Determine the number of lines where "kurang" occurs and reply with that number by itself.

### The data
........

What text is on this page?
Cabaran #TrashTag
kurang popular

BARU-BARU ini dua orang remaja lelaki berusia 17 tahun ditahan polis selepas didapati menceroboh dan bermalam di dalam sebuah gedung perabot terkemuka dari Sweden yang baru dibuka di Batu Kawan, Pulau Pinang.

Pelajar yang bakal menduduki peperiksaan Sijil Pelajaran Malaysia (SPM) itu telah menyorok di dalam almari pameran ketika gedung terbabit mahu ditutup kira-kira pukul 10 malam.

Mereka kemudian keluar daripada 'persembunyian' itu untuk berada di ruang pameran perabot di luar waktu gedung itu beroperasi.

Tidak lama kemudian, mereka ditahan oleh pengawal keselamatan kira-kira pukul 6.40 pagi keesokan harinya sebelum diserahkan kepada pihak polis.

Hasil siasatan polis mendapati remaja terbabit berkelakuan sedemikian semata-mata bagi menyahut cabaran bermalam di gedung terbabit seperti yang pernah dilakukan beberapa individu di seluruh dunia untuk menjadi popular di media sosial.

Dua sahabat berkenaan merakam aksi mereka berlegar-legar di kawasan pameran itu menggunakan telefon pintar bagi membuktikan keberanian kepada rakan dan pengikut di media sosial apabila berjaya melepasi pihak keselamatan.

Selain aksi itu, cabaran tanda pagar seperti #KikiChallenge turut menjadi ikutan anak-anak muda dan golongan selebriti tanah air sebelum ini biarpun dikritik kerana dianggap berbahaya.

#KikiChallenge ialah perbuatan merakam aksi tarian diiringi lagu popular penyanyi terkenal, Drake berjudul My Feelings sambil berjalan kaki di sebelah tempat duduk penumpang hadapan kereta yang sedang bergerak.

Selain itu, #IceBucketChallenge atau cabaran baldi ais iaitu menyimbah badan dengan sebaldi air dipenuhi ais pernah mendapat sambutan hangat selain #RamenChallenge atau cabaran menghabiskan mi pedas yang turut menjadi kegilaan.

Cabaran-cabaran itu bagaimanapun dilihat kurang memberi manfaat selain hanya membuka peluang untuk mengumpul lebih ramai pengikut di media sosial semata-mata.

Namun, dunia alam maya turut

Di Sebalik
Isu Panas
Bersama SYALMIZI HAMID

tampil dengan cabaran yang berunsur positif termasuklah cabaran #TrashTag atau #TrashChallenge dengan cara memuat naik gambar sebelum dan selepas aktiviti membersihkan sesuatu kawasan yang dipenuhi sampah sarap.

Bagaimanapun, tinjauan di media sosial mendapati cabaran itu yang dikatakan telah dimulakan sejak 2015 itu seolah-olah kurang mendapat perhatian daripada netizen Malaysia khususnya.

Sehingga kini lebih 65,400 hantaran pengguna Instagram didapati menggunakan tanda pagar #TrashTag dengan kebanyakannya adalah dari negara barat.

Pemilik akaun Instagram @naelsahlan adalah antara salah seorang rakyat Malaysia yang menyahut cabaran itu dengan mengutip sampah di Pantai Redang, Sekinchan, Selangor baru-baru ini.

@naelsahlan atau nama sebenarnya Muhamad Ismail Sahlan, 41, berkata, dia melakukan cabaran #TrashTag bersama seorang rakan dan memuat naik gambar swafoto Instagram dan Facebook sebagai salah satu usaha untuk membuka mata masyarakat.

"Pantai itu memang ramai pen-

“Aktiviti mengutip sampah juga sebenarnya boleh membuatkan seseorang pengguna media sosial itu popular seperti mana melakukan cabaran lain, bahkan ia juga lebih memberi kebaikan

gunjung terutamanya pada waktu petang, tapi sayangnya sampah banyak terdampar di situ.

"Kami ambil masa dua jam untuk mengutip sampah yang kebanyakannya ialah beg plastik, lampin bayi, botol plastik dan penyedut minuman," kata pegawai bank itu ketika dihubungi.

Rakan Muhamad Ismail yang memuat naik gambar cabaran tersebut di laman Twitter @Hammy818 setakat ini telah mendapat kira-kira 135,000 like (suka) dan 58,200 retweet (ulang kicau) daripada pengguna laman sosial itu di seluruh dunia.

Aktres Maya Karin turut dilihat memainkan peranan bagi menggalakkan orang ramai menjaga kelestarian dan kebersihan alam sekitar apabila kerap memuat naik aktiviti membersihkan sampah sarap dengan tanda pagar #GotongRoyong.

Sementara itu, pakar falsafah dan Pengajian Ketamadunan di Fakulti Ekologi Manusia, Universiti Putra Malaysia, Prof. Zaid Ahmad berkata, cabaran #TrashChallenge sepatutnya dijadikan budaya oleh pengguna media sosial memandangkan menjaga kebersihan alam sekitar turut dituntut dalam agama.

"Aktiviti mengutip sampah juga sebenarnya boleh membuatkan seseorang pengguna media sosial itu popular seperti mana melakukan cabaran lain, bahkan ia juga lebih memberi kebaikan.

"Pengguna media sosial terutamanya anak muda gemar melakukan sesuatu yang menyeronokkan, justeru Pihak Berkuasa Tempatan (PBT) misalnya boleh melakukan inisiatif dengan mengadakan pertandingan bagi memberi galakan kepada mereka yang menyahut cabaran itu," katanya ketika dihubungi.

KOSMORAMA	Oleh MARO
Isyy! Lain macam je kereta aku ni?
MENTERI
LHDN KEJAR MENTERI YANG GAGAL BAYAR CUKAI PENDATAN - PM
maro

........

### Completed task
3